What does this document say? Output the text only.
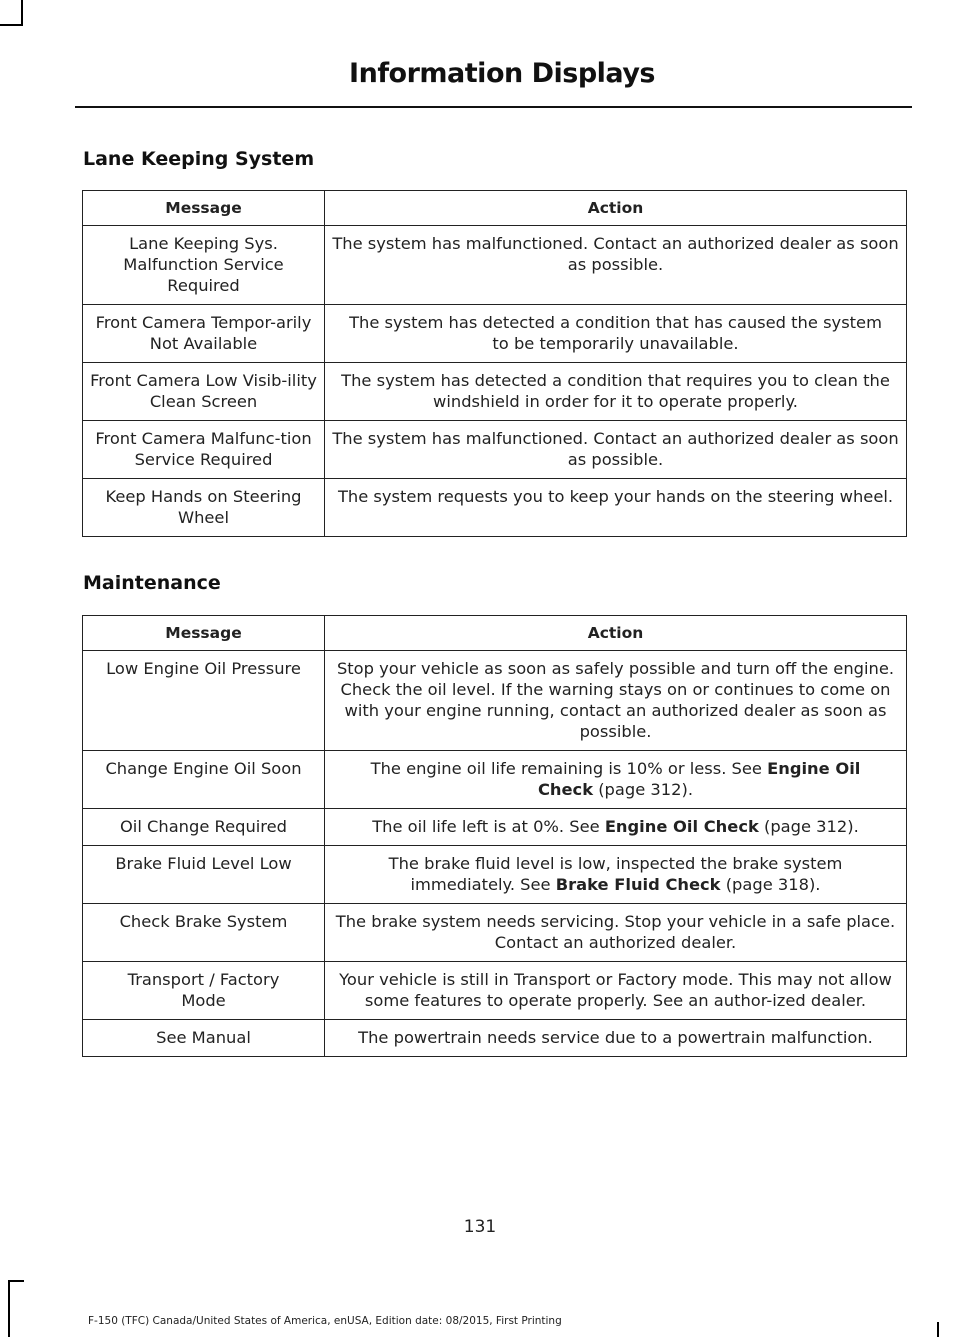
Information Displays
Lane Keeping System
Message	Action
Lane Keeping Sys. Malfunction Service Required	The system has malfunctioned. Contact an authorized dealer as soon as possible.
Front Camera Tempor-arily Not Available	The system has detected a condition that has caused the system to be temporarily unavailable.
Front Camera Low Visib-ility Clean Screen	The system has detected a condition that requires you to clean the windshield in order for it to operate properly.
Front Camera Malfunc-tion Service Required	The system has malfunctioned. Contact an authorized dealer as soon as possible.
Keep Hands on Steering Wheel	The system requests you to keep your hands on the steering wheel.
Maintenance
Message	Action
Low Engine Oil Pressure	Stop your vehicle as soon as safely possible and turn off the engine. Check the oil level. If the warning stays on or continues to come on with your engine running, contact an authorized dealer as soon as possible.
Change Engine Oil Soon	The engine oil life remaining is 10% or less. See Engine Oil Check (page 312).
Oil Change Required	The oil life left is at 0%. See Engine Oil Check (page 312).
Brake Fluid Level Low	The brake fluid level is low, inspected the brake system immediately. See Brake Fluid Check (page 318).
Check Brake System	The brake system needs servicing. Stop your vehicle in a safe place. Contact an authorized dealer.
Transport / Factory Mode	Your vehicle is still in Transport or Factory mode. This may not allow some features to operate properly. See an author-ized dealer.
See Manual	The powertrain needs service due to a powertrain malfunction.
131
F-150 (TFC) Canada/United States of America, enUSA, Edition date: 08/2015, First Printing
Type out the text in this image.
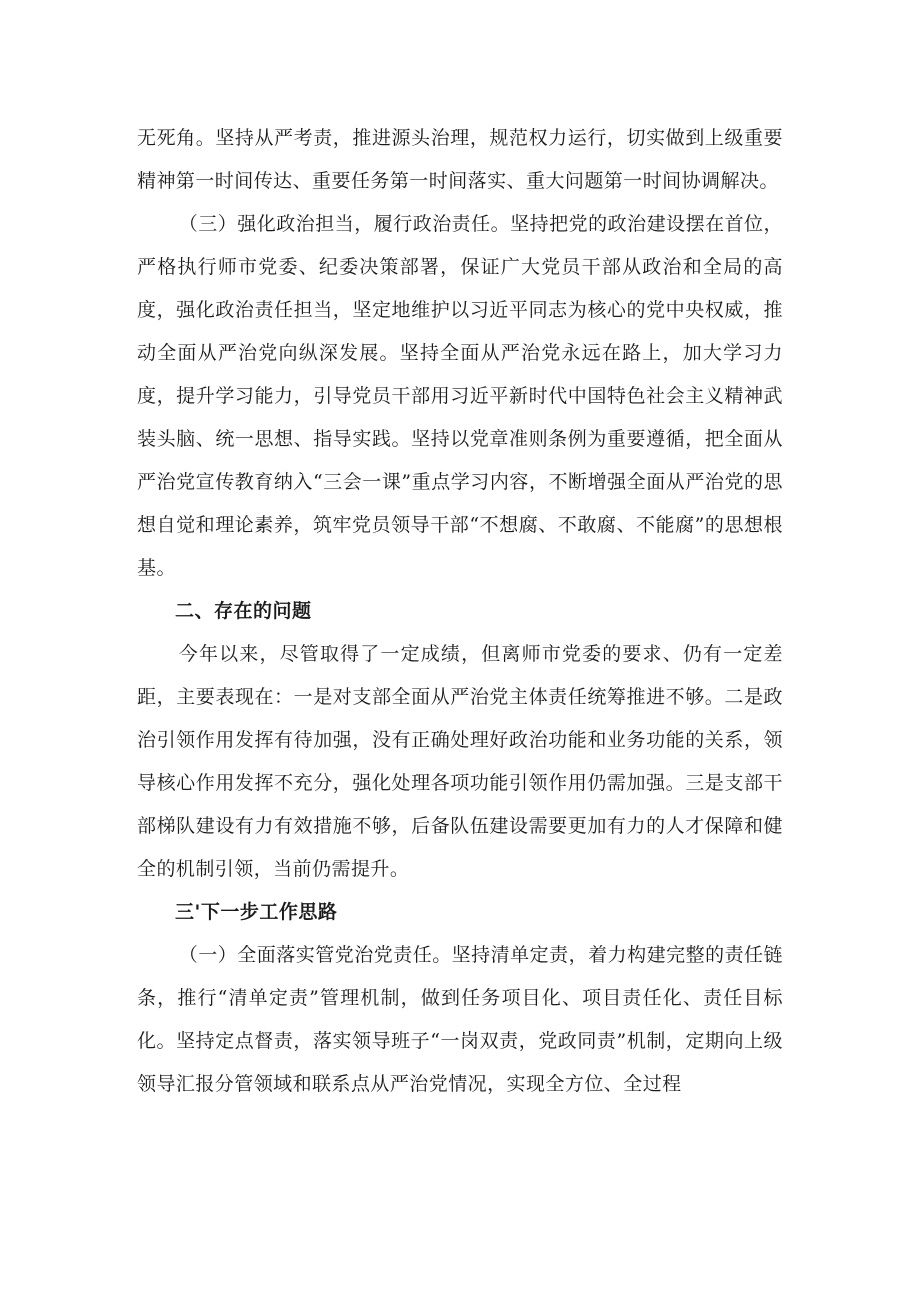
无死角。坚持从严考责，推进源头治理，规范权力运行，切实做到上级重要精神第一时间传达、重要任务第一时间落实、重大问题第一时间协调解决。

（三）强化政治担当，履行政治责任。坚持把党的政治建设摆在首位，严格执行师市党委、纪委决策部署，保证广大党员干部从政治和全局的高度，强化政治责任担当，坚定地维护以习近平同志为核心的党中央权威，推动全面从严治党向纵深发展。坚持全面从严治党永远在路上，加大学习力度，提升学习能力，引导党员干部用习近平新时代中国特色社会主义精神武装头脑、统一思想、指导实践。坚持以党章准则条例为重要遵循，把全面从严治党宣传教育纳入“三会一课”重点学习内容，不断增强全面从严治党的思想自觉和理论素养，筑牢党员领导干部“不想腐、不敢腐、不能腐”的思想根基。

二、存在的问题

今年以来，尽管取得了一定成绩，但离师市党委的要求、仍有一定差距，主要表现在：一是对支部全面从严治党主体责任统筹推进不够。二是政治引领作用发挥有待加强，没有正确处理好政治功能和业务功能的关系，领导核心作用发挥不充分，强化处理各项功能引领作用仍需加强。三是支部干部梯队建设有力有效措施不够，后备队伍建设需要更加有力的人才保障和健全的机制引领，当前仍需提升。

三'下一步工作思路

（一）全面落实管党治党责任。坚持清单定责，着力构建完整的责任链条，推行“清单定责”管理机制，做到任务项目化、项目责任化、责任目标化。坚持定点督责，落实领导班子“一岗双责，党政同责”机制，定期向上级领导汇报分管领域和联系点从严治党情况，实现全方位、全过程
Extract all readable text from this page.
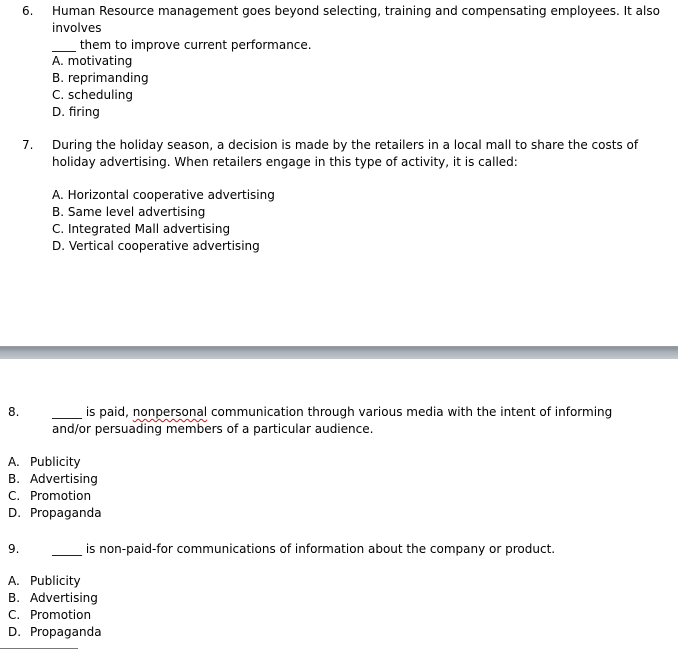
6. Human Resource management goes beyond selecting, training and compensating employees. It also involves
____ them to improve current performance.
A. motivating
B. reprimanding
C. scheduling
D. firing
7. During the holiday season, a decision is made by the retailers in a local mall to share the costs of holiday advertising. When retailers engage in this type of activity, it is called:
A. Horizontal cooperative advertising
B. Same level advertising
C. Integrated Mall advertising
D. Vertical cooperative advertising
8.	_____ is paid, nonpersonal communication through various media with the intent of informing and/or persuading members of a particular audience.
A. Publicity
B. Advertising
C. Promotion
D. Propaganda
9.	_____ is non-paid-for communications of information about the company or product.
A. Publicity
B. Advertising
C. Promotion
D. Propaganda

Instruction: List all lines in the material containing the string "Front".

Final answer:
Front Camera Tempor-arily Not Available	The system has detected a condition that has caused the system to be temporarily unavailable.
Front Camera Low Visib-ility Clean Screen	The system has detected a condition that requires you to clean the windshield in order for it to operate properly.
Front Camera Malfunc-tion Service Required	The system has malfunctioned. Contact an authorized dealer as soon as possible.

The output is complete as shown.